Draw out every line with the word "compliment" from the listing below.

** start of Stored records **

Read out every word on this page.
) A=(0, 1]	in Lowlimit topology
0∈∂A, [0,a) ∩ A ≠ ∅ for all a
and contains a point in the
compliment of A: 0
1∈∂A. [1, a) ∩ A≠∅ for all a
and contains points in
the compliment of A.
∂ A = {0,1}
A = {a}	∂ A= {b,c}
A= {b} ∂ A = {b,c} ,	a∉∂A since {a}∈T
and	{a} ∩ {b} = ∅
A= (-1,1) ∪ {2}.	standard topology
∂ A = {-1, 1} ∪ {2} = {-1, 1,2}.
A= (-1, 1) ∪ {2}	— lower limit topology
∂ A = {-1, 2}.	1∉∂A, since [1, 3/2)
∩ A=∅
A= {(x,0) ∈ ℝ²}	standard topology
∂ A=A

** end of Stored records **

# Result of the exercise
compliment of A: 0
the compliment of A.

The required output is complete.